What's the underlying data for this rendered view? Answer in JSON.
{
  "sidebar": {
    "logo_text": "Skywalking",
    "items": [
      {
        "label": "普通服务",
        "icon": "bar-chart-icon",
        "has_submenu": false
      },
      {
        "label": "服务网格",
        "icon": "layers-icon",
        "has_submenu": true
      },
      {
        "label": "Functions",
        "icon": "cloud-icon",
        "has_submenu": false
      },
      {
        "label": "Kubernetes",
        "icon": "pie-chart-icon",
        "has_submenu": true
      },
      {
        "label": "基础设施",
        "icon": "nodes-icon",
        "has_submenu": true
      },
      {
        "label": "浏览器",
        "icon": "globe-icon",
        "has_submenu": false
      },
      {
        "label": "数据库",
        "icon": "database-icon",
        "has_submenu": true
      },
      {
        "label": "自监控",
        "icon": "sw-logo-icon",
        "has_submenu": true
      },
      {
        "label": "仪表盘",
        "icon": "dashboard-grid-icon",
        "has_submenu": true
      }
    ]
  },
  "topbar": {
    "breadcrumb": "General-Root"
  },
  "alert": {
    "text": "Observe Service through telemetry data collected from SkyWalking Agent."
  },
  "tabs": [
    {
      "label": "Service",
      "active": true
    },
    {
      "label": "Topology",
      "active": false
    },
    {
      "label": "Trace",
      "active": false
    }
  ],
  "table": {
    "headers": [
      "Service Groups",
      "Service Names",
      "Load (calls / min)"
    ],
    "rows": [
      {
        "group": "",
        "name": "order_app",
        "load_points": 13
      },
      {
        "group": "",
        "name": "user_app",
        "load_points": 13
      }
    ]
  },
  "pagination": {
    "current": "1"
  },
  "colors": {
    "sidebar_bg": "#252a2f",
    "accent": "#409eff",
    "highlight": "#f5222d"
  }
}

The exercise: Exactly reproduce every line of the records.

Result of this task:
What's the underlying data for this rendered view? Answer in JSON.
{
  "sidebar": {
    "logo_text": "Skywalking",
    "items": [
      {
        "label": "普通服务",
        "icon": "bar-chart-icon",
        "has_submenu": false
      },
      {
        "label": "服务网格",
        "icon": "layers-icon",
        "has_submenu": true
      },
      {
        "label": "Functions",
        "icon": "cloud-icon",
        "has_submenu": false
      },
      {
        "label": "Kubernetes",
        "icon": "pie-chart-icon",
        "has_submenu": true
      },
      {
        "label": "基础设施",
        "icon": "nodes-icon",
        "has_submenu": true
      },
      {
        "label": "浏览器",
        "icon": "globe-icon",
        "has_submenu": false
      },
      {
        "label": "数据库",
        "icon": "database-icon",
        "has_submenu": true
      },
      {
        "label": "自监控",
        "icon": "sw-logo-icon",
        "has_submenu": true
      },
      {
        "label": "仪表盘",
        "icon": "dashboard-grid-icon",
        "has_submenu": true
      }
    ]
  },
  "topbar": {
    "breadcrumb": "General-Root"
  },
  "alert": {
    "text": "Observe Service through telemetry data collected from SkyWalking Agent."
  },
  "tabs": [
    {
      "label": "Service",
      "active": true
    },
    {
      "label": "Topology",
      "active": false
    },
    {
      "label": "Trace",
      "active": false
    }
  ],
  "table": {
    "headers": [
      "Service Groups",
      "Service Names",
      "Load (calls / min)"
    ],
    "rows": [
      {
        "group": "",
        "name": "order_app",
        "load_points": 13
      },
      {
        "group": "",
        "name": "user_app",
        "load_points": 13
      }
    ]
  },
  "pagination": {
    "current": "1"
  },
  "colors": {
    "sidebar_bg": "#252a2f",
    "accent": "#409eff",
    "highlight": "#f5222d"
  }
}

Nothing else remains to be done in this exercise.